━━━━━ INPUT ROWS
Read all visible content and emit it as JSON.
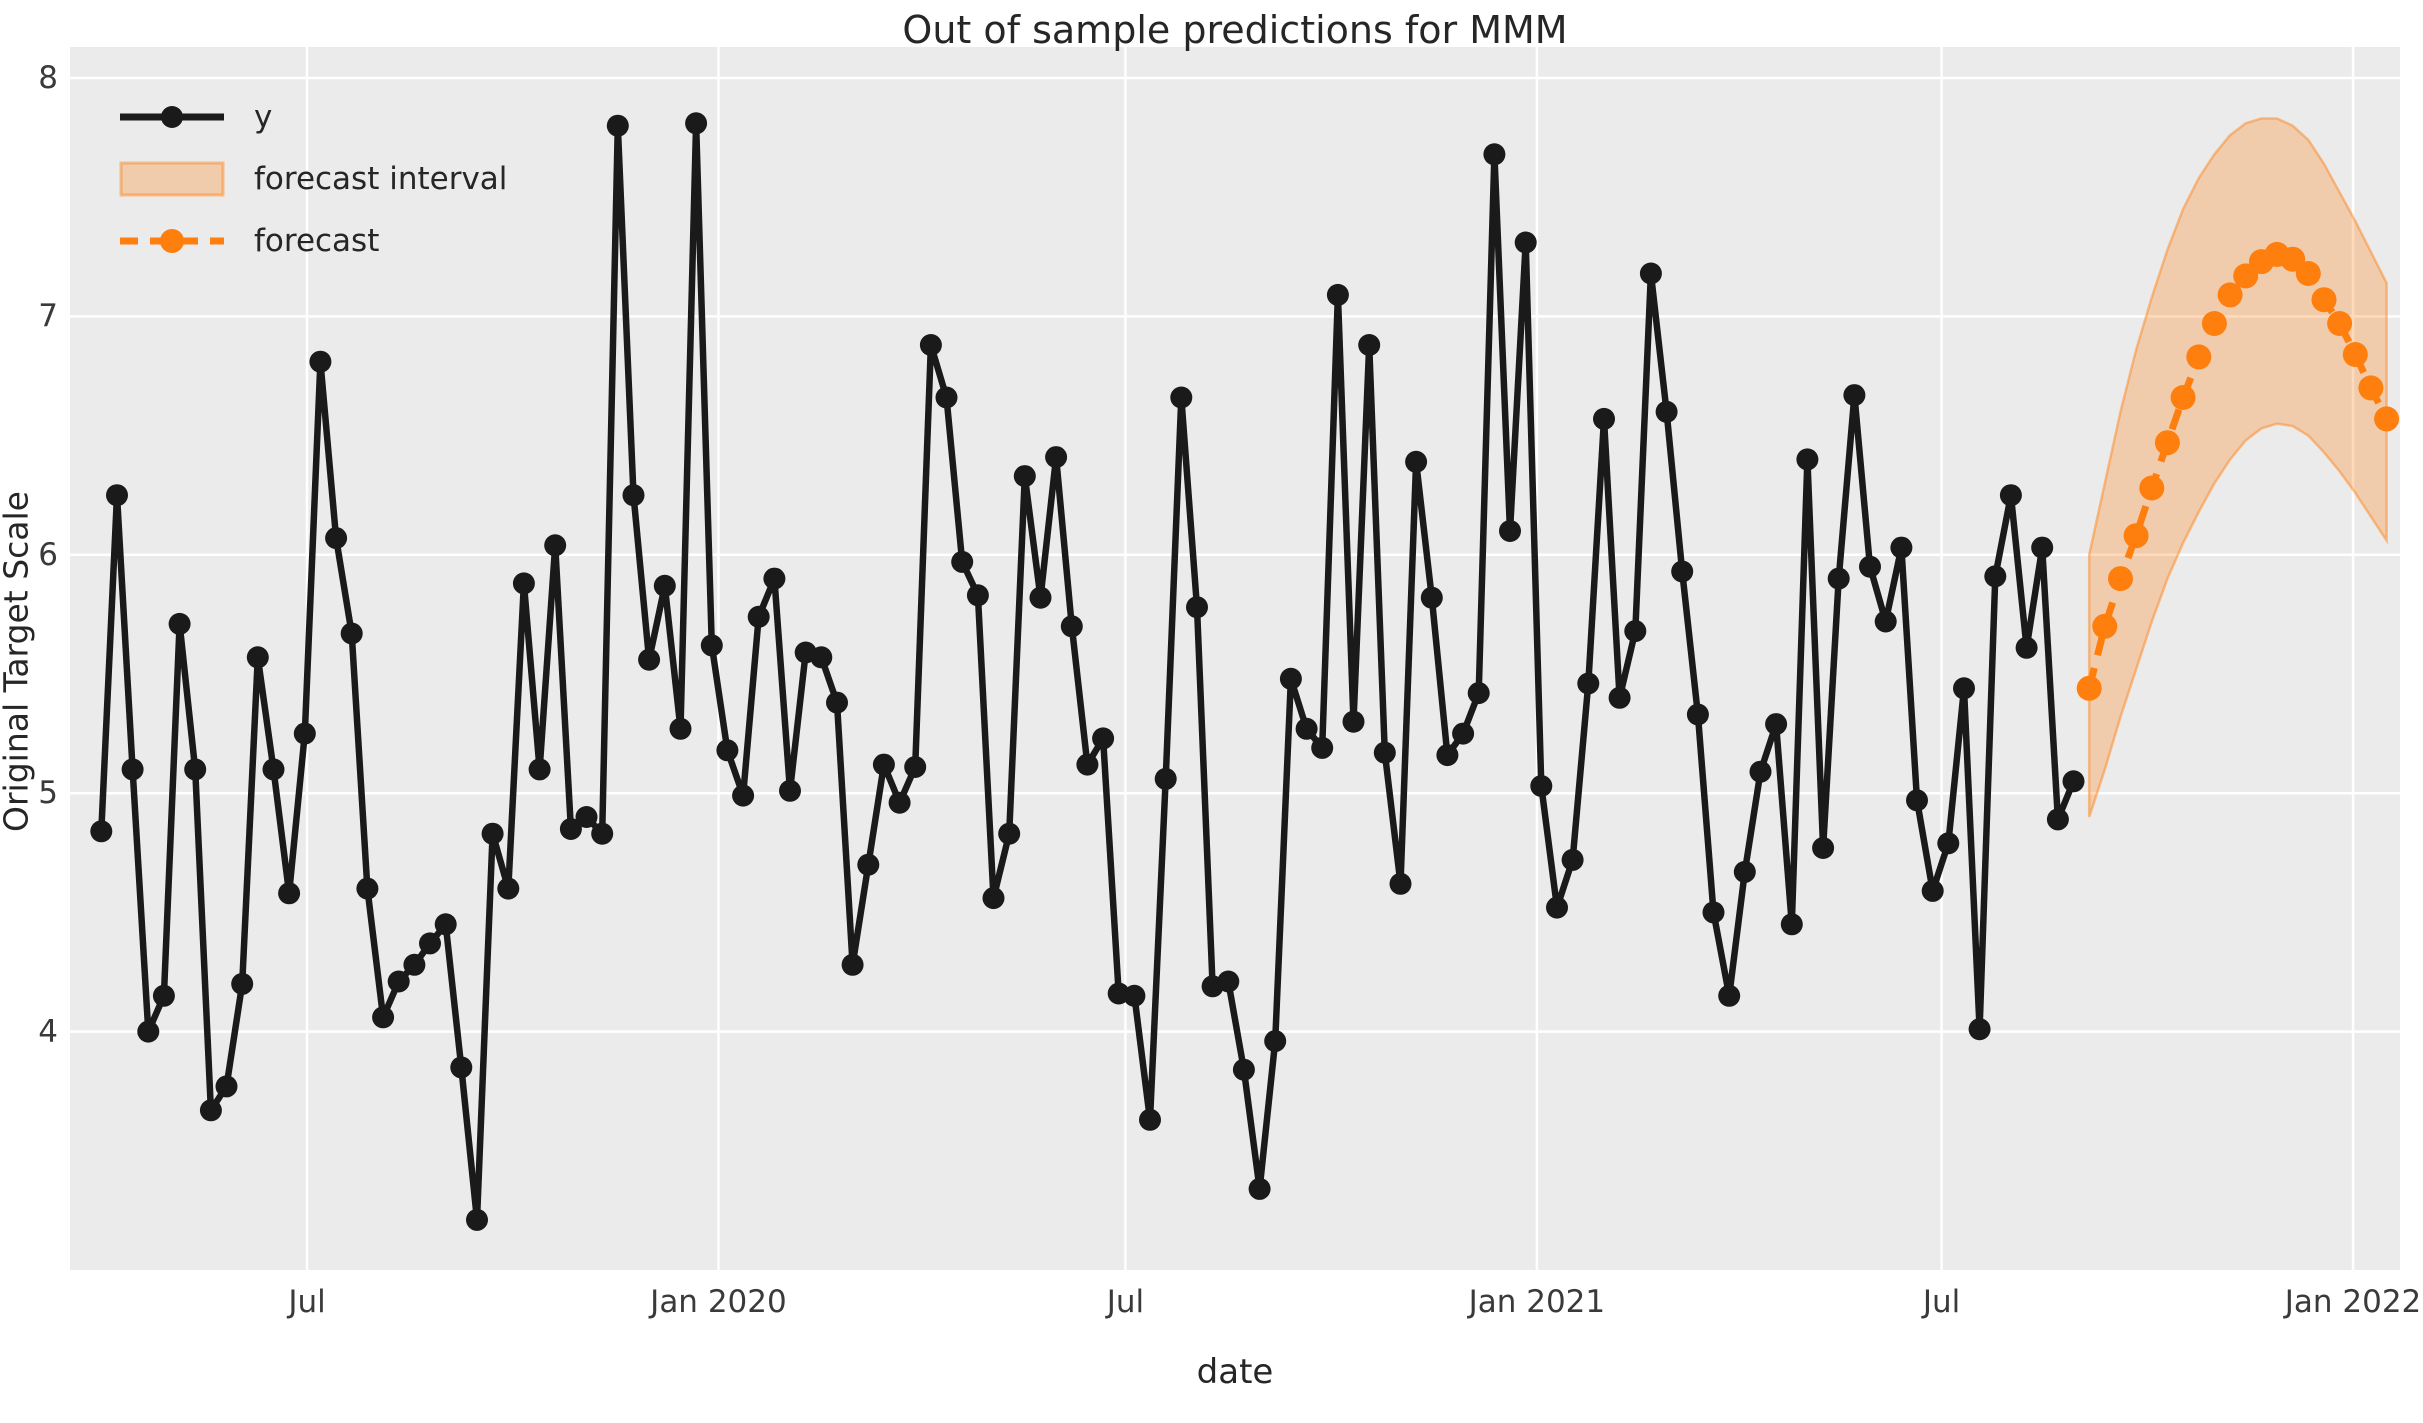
{
  "chart_data": {
    "type": "line",
    "title": "Out of sample predictions for MMM",
    "xlabel": "date",
    "ylabel": "Original Target Scale",
    "ylim": [
      3.0,
      8.13
    ],
    "xlim": [
      "2019-03-17",
      "2022-01-22"
    ],
    "yticks": [
      4,
      5,
      6,
      7,
      8
    ],
    "xticks": [
      {
        "date": "2019-07-01",
        "line1": "Jul",
        "line2": ""
      },
      {
        "date": "2020-01-01",
        "line1": "Jan",
        "line2": "2020"
      },
      {
        "date": "2020-07-01",
        "line1": "Jul",
        "line2": ""
      },
      {
        "date": "2021-01-01",
        "line1": "Jan",
        "line2": "2021"
      },
      {
        "date": "2021-07-01",
        "line1": "Jul",
        "line2": ""
      },
      {
        "date": "2022-01-01",
        "line1": "Jan",
        "line2": "2022"
      }
    ],
    "grid": true,
    "legend_position": "upper left",
    "legend_items": [
      {
        "label": "y"
      },
      {
        "label": "forecast interval"
      },
      {
        "label": "forecast"
      }
    ],
    "colors": {
      "axes_background": "#ebebeb",
      "gridline": "#ffffff",
      "y_series": "#1a1a1a",
      "forecast_series": "#ff7f0e",
      "forecast_band_fill": "rgba(255,127,14,0.28)",
      "forecast_band_edge": "rgba(255,127,14,0.45)",
      "text": "#262626"
    },
    "series": [
      {
        "name": "y",
        "style": "solid",
        "marker": "circle",
        "start_date": "2019-03-31",
        "freq_days": 7,
        "values": [
          4.84,
          6.25,
          5.1,
          4.0,
          4.15,
          5.71,
          5.1,
          3.67,
          3.77,
          4.2,
          5.57,
          5.1,
          4.58,
          5.25,
          6.81,
          6.07,
          5.67,
          4.6,
          4.06,
          4.21,
          4.28,
          4.37,
          4.45,
          3.85,
          3.21,
          4.83,
          4.6,
          5.88,
          5.1,
          6.04,
          4.85,
          4.9,
          4.83,
          7.8,
          6.25,
          5.56,
          5.87,
          5.27,
          7.81,
          5.62,
          5.18,
          4.99,
          5.74,
          5.9,
          5.01,
          5.59,
          5.57,
          5.38,
          4.28,
          4.7,
          5.12,
          4.96,
          5.11,
          6.88,
          6.66,
          5.97,
          5.83,
          4.56,
          4.83,
          6.33,
          5.82,
          6.41,
          5.7,
          5.12,
          5.23,
          4.16,
          4.15,
          3.63,
          5.06,
          6.66,
          5.78,
          4.19,
          4.21,
          3.84,
          3.34,
          3.96,
          5.48,
          5.27,
          5.19,
          7.09,
          5.3,
          6.88,
          5.17,
          4.62,
          6.39,
          5.82,
          5.16,
          5.25,
          5.42,
          7.68,
          6.1,
          7.31,
          5.03,
          4.52,
          4.72,
          5.46,
          6.57,
          5.4,
          5.68,
          7.18,
          6.6,
          5.93,
          5.33,
          4.5,
          4.15,
          4.67,
          5.09,
          5.29,
          4.45,
          6.4,
          4.77,
          5.9,
          6.67,
          5.95,
          5.72,
          6.03,
          4.97,
          4.59,
          4.79,
          5.44,
          4.01,
          5.91,
          6.25,
          5.61,
          6.03,
          4.89,
          5.05
        ]
      },
      {
        "name": "forecast",
        "style": "dashed",
        "marker": "circle",
        "start_date": "2021-09-05",
        "freq_days": 7,
        "values": [
          5.44,
          5.7,
          5.9,
          6.08,
          6.28,
          6.47,
          6.66,
          6.83,
          6.97,
          7.09,
          7.17,
          7.23,
          7.26,
          7.24,
          7.18,
          7.07,
          6.97,
          6.84,
          6.7,
          6.57
        ]
      }
    ],
    "band": {
      "name": "forecast interval",
      "start_date": "2021-09-05",
      "freq_days": 7,
      "upper": [
        6.0,
        6.3,
        6.6,
        6.86,
        7.08,
        7.28,
        7.45,
        7.58,
        7.68,
        7.76,
        7.81,
        7.83,
        7.83,
        7.8,
        7.74,
        7.64,
        7.52,
        7.4,
        7.27,
        7.14
      ],
      "lower": [
        4.9,
        5.1,
        5.32,
        5.52,
        5.72,
        5.9,
        6.05,
        6.18,
        6.3,
        6.4,
        6.48,
        6.53,
        6.55,
        6.54,
        6.5,
        6.43,
        6.35,
        6.26,
        6.16,
        6.06
      ]
    }
  }
}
━━━━━━━━━━
§ **PROBLEM**: Pick out the lines that include the word "name" and write them out.

§ **TASK RESULT**:
        "name": "y",
        "name": "forecast",
      "name": "forecast interval",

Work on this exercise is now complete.